* _Provided entries_
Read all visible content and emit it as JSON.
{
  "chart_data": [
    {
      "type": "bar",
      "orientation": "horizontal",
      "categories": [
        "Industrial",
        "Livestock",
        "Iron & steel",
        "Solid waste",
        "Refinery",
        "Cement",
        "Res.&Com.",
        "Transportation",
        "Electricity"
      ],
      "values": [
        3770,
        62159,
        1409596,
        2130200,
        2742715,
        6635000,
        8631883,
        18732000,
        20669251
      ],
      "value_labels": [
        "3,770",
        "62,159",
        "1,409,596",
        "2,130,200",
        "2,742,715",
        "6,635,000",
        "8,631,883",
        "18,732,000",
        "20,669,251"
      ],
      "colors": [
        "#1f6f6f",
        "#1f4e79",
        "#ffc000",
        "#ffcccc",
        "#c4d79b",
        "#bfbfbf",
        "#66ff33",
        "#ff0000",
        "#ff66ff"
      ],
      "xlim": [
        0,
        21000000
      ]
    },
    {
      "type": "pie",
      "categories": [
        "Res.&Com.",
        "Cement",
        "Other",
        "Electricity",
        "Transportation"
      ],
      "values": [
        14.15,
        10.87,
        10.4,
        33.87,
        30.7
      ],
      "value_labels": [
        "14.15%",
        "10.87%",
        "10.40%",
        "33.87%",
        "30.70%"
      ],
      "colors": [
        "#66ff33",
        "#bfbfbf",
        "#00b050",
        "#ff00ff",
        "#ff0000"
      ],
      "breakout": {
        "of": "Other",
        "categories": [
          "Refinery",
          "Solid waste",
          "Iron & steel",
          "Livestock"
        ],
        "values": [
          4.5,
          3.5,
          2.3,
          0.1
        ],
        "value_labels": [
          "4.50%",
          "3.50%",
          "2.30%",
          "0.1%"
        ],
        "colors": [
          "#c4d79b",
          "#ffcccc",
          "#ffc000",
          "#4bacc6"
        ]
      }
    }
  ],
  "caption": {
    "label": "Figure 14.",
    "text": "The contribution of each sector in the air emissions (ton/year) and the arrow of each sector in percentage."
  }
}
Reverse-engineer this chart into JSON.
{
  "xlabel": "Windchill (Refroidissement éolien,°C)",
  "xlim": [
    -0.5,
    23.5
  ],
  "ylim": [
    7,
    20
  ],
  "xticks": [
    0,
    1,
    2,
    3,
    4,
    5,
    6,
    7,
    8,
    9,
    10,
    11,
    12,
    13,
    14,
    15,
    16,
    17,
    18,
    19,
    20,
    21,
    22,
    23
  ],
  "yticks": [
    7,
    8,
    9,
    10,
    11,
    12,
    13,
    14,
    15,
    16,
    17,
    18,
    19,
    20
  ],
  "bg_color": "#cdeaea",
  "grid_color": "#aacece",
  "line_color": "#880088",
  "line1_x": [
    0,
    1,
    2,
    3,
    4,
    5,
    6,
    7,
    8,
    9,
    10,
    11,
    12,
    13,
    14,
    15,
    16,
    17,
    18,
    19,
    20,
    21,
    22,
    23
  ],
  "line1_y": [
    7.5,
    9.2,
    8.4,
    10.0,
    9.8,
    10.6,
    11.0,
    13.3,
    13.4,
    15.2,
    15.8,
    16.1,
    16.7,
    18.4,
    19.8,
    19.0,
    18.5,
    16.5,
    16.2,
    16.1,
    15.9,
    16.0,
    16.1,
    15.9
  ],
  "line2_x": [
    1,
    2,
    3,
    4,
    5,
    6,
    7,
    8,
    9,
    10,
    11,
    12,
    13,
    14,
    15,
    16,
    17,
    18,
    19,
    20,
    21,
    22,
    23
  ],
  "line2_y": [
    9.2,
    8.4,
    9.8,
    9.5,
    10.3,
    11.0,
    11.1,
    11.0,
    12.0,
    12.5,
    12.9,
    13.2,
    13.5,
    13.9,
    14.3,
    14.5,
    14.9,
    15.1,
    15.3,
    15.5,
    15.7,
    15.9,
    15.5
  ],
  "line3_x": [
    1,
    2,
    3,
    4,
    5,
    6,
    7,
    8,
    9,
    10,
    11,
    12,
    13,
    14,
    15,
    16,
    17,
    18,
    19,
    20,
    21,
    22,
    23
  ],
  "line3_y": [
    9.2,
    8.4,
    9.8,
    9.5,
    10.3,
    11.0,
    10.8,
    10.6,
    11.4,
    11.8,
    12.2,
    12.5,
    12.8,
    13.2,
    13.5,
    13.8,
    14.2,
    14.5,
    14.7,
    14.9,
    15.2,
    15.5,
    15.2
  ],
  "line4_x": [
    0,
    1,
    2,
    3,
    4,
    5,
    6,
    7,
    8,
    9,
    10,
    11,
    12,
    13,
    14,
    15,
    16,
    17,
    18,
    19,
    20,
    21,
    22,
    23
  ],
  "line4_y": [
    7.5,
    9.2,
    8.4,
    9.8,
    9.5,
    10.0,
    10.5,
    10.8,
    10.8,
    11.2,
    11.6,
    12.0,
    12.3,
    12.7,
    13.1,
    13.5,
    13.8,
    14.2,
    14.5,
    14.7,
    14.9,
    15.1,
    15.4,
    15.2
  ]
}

* _Stated problem_
Write all of the records out again exactly.

* _Exercise solution_
Read all visible content and emit it as JSON.
{
  "chart_data": [
    {
      "type": "bar",
      "orientation": "horizontal",
      "categories": [
        "Industrial",
        "Livestock",
        "Iron & steel",
        "Solid waste",
        "Refinery",
        "Cement",
        "Res.&Com.",
        "Transportation",
        "Electricity"
      ],
      "values": [
        3770,
        62159,
        1409596,
        2130200,
        2742715,
        6635000,
        8631883,
        18732000,
        20669251
      ],
      "value_labels": [
        "3,770",
        "62,159",
        "1,409,596",
        "2,130,200",
        "2,742,715",
        "6,635,000",
        "8,631,883",
        "18,732,000",
        "20,669,251"
      ],
      "colors": [
        "#1f6f6f",
        "#1f4e79",
        "#ffc000",
        "#ffcccc",
        "#c4d79b",
        "#bfbfbf",
        "#66ff33",
        "#ff0000",
        "#ff66ff"
      ],
      "xlim": [
        0,
        21000000
      ]
    },
    {
      "type": "pie",
      "categories": [
        "Res.&Com.",
        "Cement",
        "Other",
        "Electricity",
        "Transportation"
      ],
      "values": [
        14.15,
        10.87,
        10.4,
        33.87,
        30.7
      ],
      "value_labels": [
        "14.15%",
        "10.87%",
        "10.40%",
        "33.87%",
        "30.70%"
      ],
      "colors": [
        "#66ff33",
        "#bfbfbf",
        "#00b050",
        "#ff00ff",
        "#ff0000"
      ],
      "breakout": {
        "of": "Other",
        "categories": [
          "Refinery",
          "Solid waste",
          "Iron & steel",
          "Livestock"
        ],
        "values": [
          4.5,
          3.5,
          2.3,
          0.1
        ],
        "value_labels": [
          "4.50%",
          "3.50%",
          "2.30%",
          "0.1%"
        ],
        "colors": [
          "#c4d79b",
          "#ffcccc",
          "#ffc000",
          "#4bacc6"
        ]
      }
    }
  ],
  "caption": {
    "label": "Figure 14.",
    "text": "The contribution of each sector in the air emissions (ton/year) and the arrow of each sector in percentage."
  }
}
Reverse-engineer this chart into JSON.
{
  "xlabel": "Windchill (Refroidissement éolien,°C)",
  "xlim": [
    -0.5,
    23.5
  ],
  "ylim": [
    7,
    20
  ],
  "xticks": [
    0,
    1,
    2,
    3,
    4,
    5,
    6,
    7,
    8,
    9,
    10,
    11,
    12,
    13,
    14,
    15,
    16,
    17,
    18,
    19,
    20,
    21,
    22,
    23
  ],
  "yticks": [
    7,
    8,
    9,
    10,
    11,
    12,
    13,
    14,
    15,
    16,
    17,
    18,
    19,
    20
  ],
  "bg_color": "#cdeaea",
  "grid_color": "#aacece",
  "line_color": "#880088",
  "line1_x": [
    0,
    1,
    2,
    3,
    4,
    5,
    6,
    7,
    8,
    9,
    10,
    11,
    12,
    13,
    14,
    15,
    16,
    17,
    18,
    19,
    20,
    21,
    22,
    23
  ],
  "line1_y": [
    7.5,
    9.2,
    8.4,
    10.0,
    9.8,
    10.6,
    11.0,
    13.3,
    13.4,
    15.2,
    15.8,
    16.1,
    16.7,
    18.4,
    19.8,
    19.0,
    18.5,
    16.5,
    16.2,
    16.1,
    15.9,
    16.0,
    16.1,
    15.9
  ],
  "line2_x": [
    1,
    2,
    3,
    4,
    5,
    6,
    7,
    8,
    9,
    10,
    11,
    12,
    13,
    14,
    15,
    16,
    17,
    18,
    19,
    20,
    21,
    22,
    23
  ],
  "line2_y": [
    9.2,
    8.4,
    9.8,
    9.5,
    10.3,
    11.0,
    11.1,
    11.0,
    12.0,
    12.5,
    12.9,
    13.2,
    13.5,
    13.9,
    14.3,
    14.5,
    14.9,
    15.1,
    15.3,
    15.5,
    15.7,
    15.9,
    15.5
  ],
  "line3_x": [
    1,
    2,
    3,
    4,
    5,
    6,
    7,
    8,
    9,
    10,
    11,
    12,
    13,
    14,
    15,
    16,
    17,
    18,
    19,
    20,
    21,
    22,
    23
  ],
  "line3_y": [
    9.2,
    8.4,
    9.8,
    9.5,
    10.3,
    11.0,
    10.8,
    10.6,
    11.4,
    11.8,
    12.2,
    12.5,
    12.8,
    13.2,
    13.5,
    13.8,
    14.2,
    14.5,
    14.7,
    14.9,
    15.2,
    15.5,
    15.2
  ],
  "line4_x": [
    0,
    1,
    2,
    3,
    4,
    5,
    6,
    7,
    8,
    9,
    10,
    11,
    12,
    13,
    14,
    15,
    16,
    17,
    18,
    19,
    20,
    21,
    22,
    23
  ],
  "line4_y": [
    7.5,
    9.2,
    8.4,
    9.8,
    9.5,
    10.0,
    10.5,
    10.8,
    10.8,
    11.2,
    11.6,
    12.0,
    12.3,
    12.7,
    13.1,
    13.5,
    13.8,
    14.2,
    14.5,
    14.7,
    14.9,
    15.1,
    15.4,
    15.2
  ]
}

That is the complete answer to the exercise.